* Start *

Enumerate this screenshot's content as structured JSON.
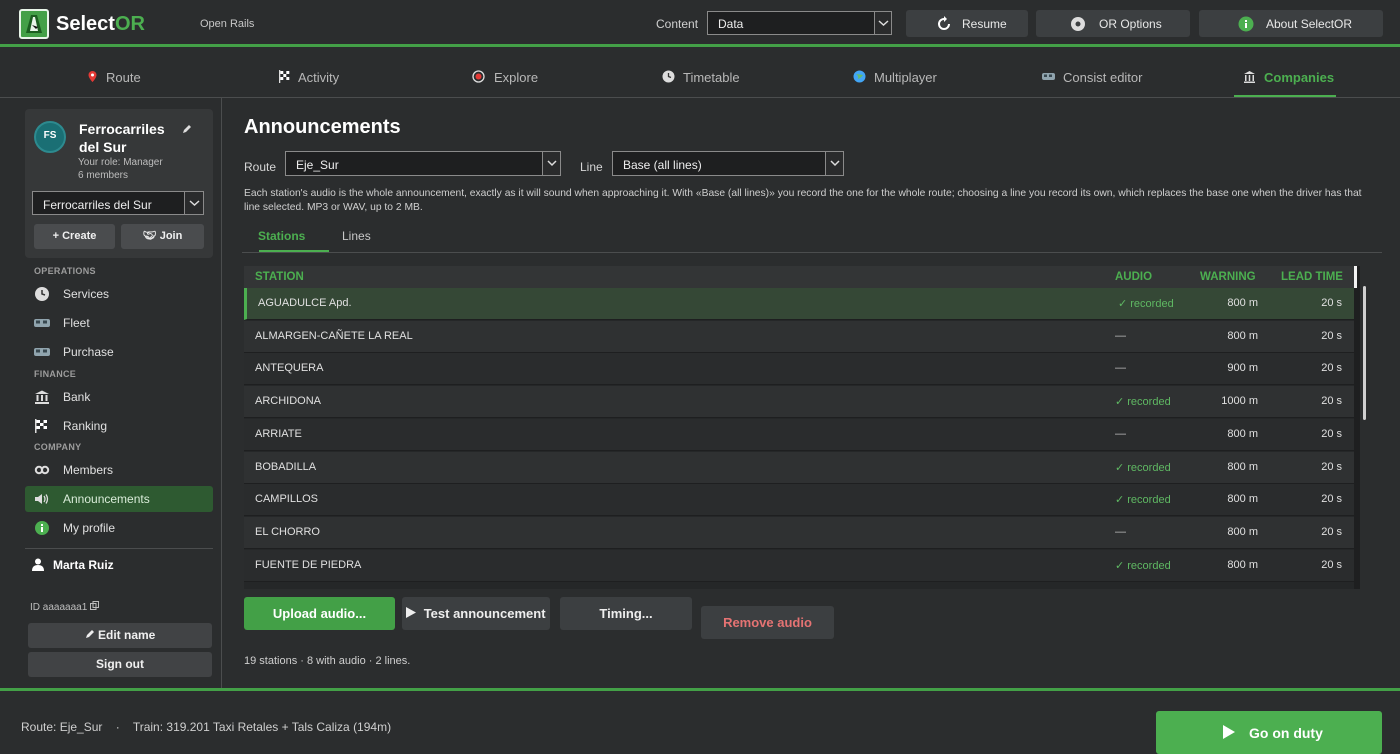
{
  "app": {
    "title_main": "Select",
    "title_accent": "OR",
    "subtitle": "Open Rails",
    "content_label": "Content",
    "content_value": "Data",
    "buttons": {
      "resume": "Resume",
      "options": "OR Options",
      "about": "About SelectOR"
    }
  },
  "nav": {
    "tabs": [
      {
        "label": "Route"
      },
      {
        "label": "Activity"
      },
      {
        "label": "Explore"
      },
      {
        "label": "Timetable"
      },
      {
        "label": "Multiplayer"
      },
      {
        "label": "Consist editor"
      },
      {
        "label": "Companies"
      }
    ],
    "active": "Companies"
  },
  "sidebar": {
    "company": {
      "initials": "FS",
      "name": "Ferrocarriles del Sur",
      "role": "Your role: Manager",
      "members": "6 members",
      "select_value": "Ferrocarriles del Sur",
      "create": "+ Create",
      "join": "Join"
    },
    "sections": {
      "operations": "OPERATIONS",
      "finance": "FINANCE",
      "company": "COMPANY"
    },
    "items": {
      "services": "Services",
      "fleet": "Fleet",
      "purchase": "Purchase",
      "bank": "Bank",
      "ranking": "Ranking",
      "members": "Members",
      "announcements": "Announcements",
      "my_profile": "My profile"
    },
    "user": {
      "name": "Marta Ruiz",
      "id": "ID aaaaaaa1",
      "edit_name": "Edit name",
      "sign_out": "Sign out"
    }
  },
  "main": {
    "title": "Announcements",
    "route_label": "Route",
    "route_value": "Eje_Sur",
    "line_label": "Line",
    "line_value": "Base (all lines)",
    "help": "Each station's audio is the whole announcement, exactly as it will sound when approaching it. With «Base (all lines)» you record the one for the whole route; choosing a line you record its own, which replaces the base one when the driver has that line selected. MP3 or WAV, up to 2 MB.",
    "subtabs": {
      "stations": "Stations",
      "lines": "Lines"
    },
    "table": {
      "headers": {
        "station": "STATION",
        "audio": "AUDIO",
        "warning": "WARNING",
        "lead": "LEAD TIME"
      },
      "rows": [
        {
          "station": "AGUADULCE Apd.",
          "audio": "✓ recorded",
          "warning": "800 m",
          "lead": "20 s"
        },
        {
          "station": "ALMARGEN-CAÑETE LA REAL",
          "audio": "—",
          "warning": "800 m",
          "lead": "20 s"
        },
        {
          "station": "ANTEQUERA",
          "audio": "—",
          "warning": "900 m",
          "lead": "20 s"
        },
        {
          "station": "ARCHIDONA",
          "audio": "✓ recorded",
          "warning": "1000 m",
          "lead": "20 s"
        },
        {
          "station": "ARRIATE",
          "audio": "—",
          "warning": "800 m",
          "lead": "20 s"
        },
        {
          "station": "BOBADILLA",
          "audio": "✓ recorded",
          "warning": "800 m",
          "lead": "20 s"
        },
        {
          "station": "CAMPILLOS",
          "audio": "✓ recorded",
          "warning": "800 m",
          "lead": "20 s"
        },
        {
          "station": "EL CHORRO",
          "audio": "—",
          "warning": "800 m",
          "lead": "20 s"
        },
        {
          "station": "FUENTE DE PIEDRA",
          "audio": "✓ recorded",
          "warning": "800 m",
          "lead": "20 s"
        }
      ]
    },
    "actions": {
      "upload": "Upload audio...",
      "test": "Test announcement",
      "timing": "Timing...",
      "remove": "Remove audio"
    },
    "summary": "19 stations · 8 with audio · 2 lines."
  },
  "footer": {
    "status": "Route: Eje_Sur    ·    Train: 319.201 Taxi Retales + Tals Caliza (194m)",
    "go_on_duty": "Go on duty"
  },
  "colors": {
    "accent": "#43a047",
    "accent_text": "#4caf50",
    "danger": "#e57373",
    "background": "#2b2d2e"
  }
}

* End *

# [EXERCISE AIM]
Report how many lines of the data hold the string "Ferrocarriles"; give only the number.

# [ANSWER TO THIS EXERCISE]
2